>> start TEXT SECTION
In hindsight it's kinda funny. I tied multiple times to post in the thread, and this was all that made it in. Shit, this is the 2nd time I've typed this post. Typing is easy. I seem incapable of asking for help. Like contemplating posting this is giving me panic pains. Why is it so hard to post? Maybe this time... I needed it, help, still do. Not that this thread can give what I need. You can't shake off 6 years of sucidal depression and mental addiction with a few forum posts. Maybe posting here could have lead somewhere. It couldn't have been worse than what not posting here lead to.
I've blocked most thoughts with constant something. Reading, watching, playing, and delusions. I can block the depression for most of the day, but right before sleep it can creep in. So I started weaving past with fiction, year spanning stories. The reflection tonight made me realize though that I usually only have 2 emotions. Hollow, the (right now) brain engaged emotion, and when I slip crushing sadness. It's been like this for so long that I don't remember before.
I don't even really enjoy games anymore. I mainly just use them as time sinks to avoid crying. Which the realization of makes me want to cry. What if I come out of this and I never did. I don't remember.
Going to swing for the fences here, coming at you as an outsider;
I think sometimes that our self analytical assessment of our own lives betray us. There is a sort of mental masturbation in telling yourself things, which is a pretty human thing to do, btw. We tell ourselves the script, the narrative because that is how we make sense of it.
>> end TEXT SECTION
THINGS TO DO
1) Switch "metric-value" to "stat-value" in the entries from the start of the entries through the line with "analytics-card: Analytics 28", and leave everything else unchanged.
2) Resume the forum thread about depression from the point where it stops.
>> start GIVEN DATA
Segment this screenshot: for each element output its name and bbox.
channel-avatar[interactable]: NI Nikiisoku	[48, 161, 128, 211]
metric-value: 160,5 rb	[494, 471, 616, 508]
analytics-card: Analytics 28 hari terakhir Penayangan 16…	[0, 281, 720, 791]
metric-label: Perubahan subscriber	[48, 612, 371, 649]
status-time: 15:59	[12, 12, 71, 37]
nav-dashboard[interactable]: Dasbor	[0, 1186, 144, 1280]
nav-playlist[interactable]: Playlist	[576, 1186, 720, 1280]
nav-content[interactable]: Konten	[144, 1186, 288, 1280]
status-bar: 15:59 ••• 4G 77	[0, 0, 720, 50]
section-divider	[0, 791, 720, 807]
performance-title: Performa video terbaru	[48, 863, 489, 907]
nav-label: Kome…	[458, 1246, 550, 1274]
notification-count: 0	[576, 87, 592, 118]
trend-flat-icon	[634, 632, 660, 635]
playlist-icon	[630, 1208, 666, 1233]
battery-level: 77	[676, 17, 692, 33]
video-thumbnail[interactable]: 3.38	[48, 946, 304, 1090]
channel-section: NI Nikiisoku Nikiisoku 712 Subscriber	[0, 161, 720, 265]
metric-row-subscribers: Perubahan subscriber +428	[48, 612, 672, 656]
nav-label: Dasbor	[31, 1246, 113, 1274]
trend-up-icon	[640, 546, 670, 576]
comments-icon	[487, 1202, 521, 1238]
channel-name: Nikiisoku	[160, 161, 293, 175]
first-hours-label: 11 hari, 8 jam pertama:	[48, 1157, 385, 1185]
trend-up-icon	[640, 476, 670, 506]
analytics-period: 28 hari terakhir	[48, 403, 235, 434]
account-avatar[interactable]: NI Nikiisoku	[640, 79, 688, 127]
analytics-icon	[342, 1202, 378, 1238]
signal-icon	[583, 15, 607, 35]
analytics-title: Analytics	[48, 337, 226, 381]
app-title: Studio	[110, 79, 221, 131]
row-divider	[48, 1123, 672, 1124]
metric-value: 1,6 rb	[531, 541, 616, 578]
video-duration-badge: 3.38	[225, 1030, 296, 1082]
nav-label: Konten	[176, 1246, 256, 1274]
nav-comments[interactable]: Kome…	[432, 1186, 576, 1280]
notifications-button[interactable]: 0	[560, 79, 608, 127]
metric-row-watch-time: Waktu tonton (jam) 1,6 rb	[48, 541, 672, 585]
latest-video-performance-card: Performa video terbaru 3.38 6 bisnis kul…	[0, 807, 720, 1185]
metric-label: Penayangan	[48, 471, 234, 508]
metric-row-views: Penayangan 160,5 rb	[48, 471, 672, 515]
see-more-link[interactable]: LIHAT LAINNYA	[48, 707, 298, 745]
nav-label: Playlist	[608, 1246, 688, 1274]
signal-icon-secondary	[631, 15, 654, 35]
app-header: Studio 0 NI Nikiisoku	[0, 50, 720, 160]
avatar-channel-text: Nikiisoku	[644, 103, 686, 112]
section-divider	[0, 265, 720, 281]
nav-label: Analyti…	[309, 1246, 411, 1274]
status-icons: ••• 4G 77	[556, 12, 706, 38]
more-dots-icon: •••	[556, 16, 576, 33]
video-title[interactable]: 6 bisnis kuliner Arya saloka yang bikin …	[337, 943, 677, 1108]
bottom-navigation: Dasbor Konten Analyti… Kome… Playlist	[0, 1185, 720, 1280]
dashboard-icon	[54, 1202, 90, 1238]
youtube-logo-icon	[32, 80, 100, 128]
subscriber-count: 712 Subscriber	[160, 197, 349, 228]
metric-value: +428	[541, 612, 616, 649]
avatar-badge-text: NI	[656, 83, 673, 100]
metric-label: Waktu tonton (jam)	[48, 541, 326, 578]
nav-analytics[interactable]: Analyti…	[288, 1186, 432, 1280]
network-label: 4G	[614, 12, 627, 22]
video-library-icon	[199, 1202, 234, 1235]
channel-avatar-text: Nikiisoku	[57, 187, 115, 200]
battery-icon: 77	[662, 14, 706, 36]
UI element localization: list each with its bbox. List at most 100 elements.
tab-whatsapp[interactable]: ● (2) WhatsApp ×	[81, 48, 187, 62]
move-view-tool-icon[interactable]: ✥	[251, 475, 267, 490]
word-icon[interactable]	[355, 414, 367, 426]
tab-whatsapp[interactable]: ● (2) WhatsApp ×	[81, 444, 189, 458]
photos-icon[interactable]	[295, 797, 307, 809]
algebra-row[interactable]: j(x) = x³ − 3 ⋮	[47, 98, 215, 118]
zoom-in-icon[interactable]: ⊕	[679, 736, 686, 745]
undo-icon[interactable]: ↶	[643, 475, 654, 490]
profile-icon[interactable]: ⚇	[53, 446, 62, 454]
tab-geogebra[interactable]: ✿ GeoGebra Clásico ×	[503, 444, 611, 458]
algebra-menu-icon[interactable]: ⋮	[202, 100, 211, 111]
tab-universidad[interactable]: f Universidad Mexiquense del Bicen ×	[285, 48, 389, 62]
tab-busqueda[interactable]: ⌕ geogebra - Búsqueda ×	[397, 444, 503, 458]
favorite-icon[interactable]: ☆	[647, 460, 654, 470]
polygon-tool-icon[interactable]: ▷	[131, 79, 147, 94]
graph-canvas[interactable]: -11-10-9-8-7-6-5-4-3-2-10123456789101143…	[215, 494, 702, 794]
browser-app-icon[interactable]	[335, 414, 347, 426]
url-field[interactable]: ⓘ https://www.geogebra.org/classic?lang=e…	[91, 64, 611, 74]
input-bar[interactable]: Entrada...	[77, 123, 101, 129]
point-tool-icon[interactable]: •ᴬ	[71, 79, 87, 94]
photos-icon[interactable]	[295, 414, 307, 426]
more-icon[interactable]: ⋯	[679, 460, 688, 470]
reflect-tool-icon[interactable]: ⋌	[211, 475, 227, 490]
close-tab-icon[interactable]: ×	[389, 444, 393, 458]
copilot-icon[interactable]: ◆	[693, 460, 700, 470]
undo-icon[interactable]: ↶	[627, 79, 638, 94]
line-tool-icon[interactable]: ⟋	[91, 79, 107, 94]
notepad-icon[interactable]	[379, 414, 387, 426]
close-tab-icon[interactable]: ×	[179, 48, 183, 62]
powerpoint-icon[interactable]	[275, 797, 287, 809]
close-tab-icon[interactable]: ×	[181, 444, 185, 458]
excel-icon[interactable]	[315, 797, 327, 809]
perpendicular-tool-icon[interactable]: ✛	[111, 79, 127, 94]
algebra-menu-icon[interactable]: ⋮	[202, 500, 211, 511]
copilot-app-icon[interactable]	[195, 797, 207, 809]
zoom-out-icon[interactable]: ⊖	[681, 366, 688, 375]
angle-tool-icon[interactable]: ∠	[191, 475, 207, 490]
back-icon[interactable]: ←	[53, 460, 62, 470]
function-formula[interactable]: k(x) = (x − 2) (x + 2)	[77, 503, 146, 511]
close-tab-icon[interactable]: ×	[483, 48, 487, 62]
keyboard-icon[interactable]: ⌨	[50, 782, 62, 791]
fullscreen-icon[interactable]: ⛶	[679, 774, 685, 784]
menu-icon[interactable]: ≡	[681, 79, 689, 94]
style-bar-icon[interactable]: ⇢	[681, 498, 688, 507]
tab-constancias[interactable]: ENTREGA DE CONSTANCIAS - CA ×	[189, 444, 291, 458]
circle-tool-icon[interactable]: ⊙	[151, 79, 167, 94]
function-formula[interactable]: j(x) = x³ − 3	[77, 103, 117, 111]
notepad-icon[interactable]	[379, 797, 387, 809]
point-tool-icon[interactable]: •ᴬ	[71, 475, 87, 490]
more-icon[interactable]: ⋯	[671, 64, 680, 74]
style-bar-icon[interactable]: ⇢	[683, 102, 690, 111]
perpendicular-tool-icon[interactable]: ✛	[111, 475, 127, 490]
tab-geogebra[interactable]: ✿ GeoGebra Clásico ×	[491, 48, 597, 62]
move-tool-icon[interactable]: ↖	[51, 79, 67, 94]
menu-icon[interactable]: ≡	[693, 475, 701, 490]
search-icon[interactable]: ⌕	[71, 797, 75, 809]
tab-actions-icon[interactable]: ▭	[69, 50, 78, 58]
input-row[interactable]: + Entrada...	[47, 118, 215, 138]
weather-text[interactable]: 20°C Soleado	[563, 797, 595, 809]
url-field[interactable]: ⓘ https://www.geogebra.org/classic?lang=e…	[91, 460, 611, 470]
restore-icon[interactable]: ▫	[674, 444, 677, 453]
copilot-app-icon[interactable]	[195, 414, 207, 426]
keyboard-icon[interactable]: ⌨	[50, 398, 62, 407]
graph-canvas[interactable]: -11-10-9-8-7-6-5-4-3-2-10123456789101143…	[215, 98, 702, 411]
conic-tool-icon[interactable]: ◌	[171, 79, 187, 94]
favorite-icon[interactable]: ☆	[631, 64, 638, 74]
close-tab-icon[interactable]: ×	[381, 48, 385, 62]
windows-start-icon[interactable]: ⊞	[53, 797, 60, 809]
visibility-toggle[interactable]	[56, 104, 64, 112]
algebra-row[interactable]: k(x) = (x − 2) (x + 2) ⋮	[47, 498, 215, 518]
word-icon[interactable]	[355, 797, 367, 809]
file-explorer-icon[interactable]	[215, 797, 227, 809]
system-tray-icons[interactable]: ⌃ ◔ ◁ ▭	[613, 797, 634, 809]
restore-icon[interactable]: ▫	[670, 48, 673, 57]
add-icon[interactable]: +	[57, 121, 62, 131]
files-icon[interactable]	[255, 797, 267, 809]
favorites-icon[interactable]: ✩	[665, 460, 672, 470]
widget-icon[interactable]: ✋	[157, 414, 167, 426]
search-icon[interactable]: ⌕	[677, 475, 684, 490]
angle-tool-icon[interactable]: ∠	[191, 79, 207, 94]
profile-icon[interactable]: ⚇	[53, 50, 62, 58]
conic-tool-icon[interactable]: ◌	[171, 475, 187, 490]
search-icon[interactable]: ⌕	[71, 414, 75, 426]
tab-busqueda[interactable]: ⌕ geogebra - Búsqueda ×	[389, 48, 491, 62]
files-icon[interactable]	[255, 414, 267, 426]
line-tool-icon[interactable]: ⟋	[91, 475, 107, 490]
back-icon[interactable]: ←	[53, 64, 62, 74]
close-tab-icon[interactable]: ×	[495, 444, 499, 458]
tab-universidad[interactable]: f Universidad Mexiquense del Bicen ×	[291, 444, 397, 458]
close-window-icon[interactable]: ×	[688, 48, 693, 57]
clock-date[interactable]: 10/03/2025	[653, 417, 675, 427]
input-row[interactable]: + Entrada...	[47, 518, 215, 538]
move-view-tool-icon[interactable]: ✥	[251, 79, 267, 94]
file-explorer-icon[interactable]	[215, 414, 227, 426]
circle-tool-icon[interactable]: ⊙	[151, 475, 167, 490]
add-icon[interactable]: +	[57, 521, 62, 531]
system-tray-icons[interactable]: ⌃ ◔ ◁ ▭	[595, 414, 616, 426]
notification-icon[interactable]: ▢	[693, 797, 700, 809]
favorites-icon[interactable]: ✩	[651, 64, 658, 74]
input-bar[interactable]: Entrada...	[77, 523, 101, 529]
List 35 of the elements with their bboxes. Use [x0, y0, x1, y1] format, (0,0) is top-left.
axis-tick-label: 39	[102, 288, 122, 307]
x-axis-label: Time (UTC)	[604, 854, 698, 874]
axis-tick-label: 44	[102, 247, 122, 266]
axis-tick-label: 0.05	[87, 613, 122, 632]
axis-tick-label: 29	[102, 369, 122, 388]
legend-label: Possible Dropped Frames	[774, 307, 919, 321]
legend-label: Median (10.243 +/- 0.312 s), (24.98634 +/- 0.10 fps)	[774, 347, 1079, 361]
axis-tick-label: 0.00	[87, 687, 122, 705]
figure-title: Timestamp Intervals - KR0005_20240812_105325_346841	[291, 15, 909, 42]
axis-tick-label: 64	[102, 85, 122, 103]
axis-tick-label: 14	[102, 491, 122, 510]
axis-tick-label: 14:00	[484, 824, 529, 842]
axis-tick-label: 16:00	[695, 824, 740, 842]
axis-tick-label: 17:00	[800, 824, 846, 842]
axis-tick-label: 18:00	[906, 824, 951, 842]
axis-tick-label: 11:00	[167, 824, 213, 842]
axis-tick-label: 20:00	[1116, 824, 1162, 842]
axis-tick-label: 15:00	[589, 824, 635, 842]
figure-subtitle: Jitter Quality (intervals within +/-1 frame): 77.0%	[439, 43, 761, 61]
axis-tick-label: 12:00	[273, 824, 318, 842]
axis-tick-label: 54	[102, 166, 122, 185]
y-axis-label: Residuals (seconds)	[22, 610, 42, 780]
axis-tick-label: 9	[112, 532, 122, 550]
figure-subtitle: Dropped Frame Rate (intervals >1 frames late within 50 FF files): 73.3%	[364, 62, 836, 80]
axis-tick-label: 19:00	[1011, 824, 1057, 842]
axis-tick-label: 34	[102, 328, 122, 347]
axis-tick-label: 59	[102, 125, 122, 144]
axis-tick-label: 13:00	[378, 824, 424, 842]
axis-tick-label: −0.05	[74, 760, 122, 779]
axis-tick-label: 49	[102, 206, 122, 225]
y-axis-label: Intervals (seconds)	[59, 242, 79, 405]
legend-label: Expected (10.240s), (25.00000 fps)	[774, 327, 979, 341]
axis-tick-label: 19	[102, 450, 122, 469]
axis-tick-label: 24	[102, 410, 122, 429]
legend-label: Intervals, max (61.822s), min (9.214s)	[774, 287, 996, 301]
>> end GIVEN DATA
ANSWERS TO THE EXERCISE
1)
Segment this screenshot: for each element output its name and bbox.
channel-avatar[interactable]: NI Nikiisoku	[48, 161, 128, 211]
stat-value: 160,5 rb	[494, 471, 616, 508]
analytics-card: Analytics 28 hari terakhir Penayangan 16…	[0, 281, 720, 791]

2)
When you're on the bottom of hell, you can't see sunlight. You cannot see the end of the torment you are in. There is a reason why they say, the first steps are the hardest, but reading, watching, playing and being delusional, is not how you begin to get out of hell. That is how you keep the status quo.
And of course, that is what depression wants. It's what it thrives on. The goal of depression is to be standstill. It has no interest in you changing anything about your behaviors.
You already know what you have to do. You don't have to ask us. Deep down you already know that the only way you can get out is if you climb. One foot, one arm at the time.
When I was there, I waited for motivation from other people. I waited for the drugs to work. I wanted them to carry me. I hated exercising. I hated sweating. What is the point of anything? We're all going to die anyway. Let's just fucking end it now. People are pieces of shit anyway.
But you see- This is just depression talking. This is just depression trying to make you believe that this is what it is, and what you see is true. But it's not.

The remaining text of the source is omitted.